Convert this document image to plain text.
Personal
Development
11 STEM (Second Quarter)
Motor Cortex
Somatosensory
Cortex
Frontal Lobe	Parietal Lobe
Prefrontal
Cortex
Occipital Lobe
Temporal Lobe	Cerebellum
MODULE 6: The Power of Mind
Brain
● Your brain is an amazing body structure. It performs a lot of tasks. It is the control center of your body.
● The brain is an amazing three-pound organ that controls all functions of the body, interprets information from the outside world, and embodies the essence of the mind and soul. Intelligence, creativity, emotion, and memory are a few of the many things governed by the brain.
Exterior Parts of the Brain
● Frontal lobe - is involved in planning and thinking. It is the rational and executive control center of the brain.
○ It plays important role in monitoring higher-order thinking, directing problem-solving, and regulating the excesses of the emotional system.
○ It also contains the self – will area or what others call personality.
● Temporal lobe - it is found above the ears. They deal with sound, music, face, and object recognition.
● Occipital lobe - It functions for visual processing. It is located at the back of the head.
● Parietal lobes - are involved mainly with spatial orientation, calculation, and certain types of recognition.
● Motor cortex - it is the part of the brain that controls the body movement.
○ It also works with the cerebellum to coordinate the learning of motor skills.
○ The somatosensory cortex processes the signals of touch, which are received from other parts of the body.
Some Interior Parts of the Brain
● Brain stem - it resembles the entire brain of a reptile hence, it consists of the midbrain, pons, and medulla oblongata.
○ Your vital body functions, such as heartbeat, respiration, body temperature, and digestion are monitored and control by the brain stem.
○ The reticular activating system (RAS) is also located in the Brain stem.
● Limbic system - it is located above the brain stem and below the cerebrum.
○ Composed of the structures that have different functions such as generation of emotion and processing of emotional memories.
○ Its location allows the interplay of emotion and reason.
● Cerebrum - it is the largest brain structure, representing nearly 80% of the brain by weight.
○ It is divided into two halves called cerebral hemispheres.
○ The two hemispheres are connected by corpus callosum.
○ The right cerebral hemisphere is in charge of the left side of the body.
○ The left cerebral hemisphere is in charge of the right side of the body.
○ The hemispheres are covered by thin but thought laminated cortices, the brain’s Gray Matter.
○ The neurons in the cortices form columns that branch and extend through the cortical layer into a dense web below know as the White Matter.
+++++
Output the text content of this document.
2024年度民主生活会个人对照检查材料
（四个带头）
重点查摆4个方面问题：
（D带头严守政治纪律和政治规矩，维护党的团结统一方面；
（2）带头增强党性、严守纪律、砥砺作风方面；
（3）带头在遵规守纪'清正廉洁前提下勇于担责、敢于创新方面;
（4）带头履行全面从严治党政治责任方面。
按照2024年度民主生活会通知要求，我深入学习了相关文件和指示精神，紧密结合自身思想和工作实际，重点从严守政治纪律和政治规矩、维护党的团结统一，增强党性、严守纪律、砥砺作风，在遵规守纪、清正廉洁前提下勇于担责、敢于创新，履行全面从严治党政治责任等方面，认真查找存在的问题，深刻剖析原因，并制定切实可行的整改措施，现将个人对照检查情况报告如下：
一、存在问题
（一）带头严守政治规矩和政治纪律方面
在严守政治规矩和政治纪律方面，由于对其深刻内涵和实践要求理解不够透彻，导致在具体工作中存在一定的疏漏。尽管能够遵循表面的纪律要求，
+++++
Work to be completed => Each line holding "also" must be found and copied.

Exercise output =>
○ It also contains the self – will area or what others call personality.
○ It also works with the cerebellum to coordinate the learning of motor skills.
○ The reticular activating system (RAS) is also located in the Brain stem.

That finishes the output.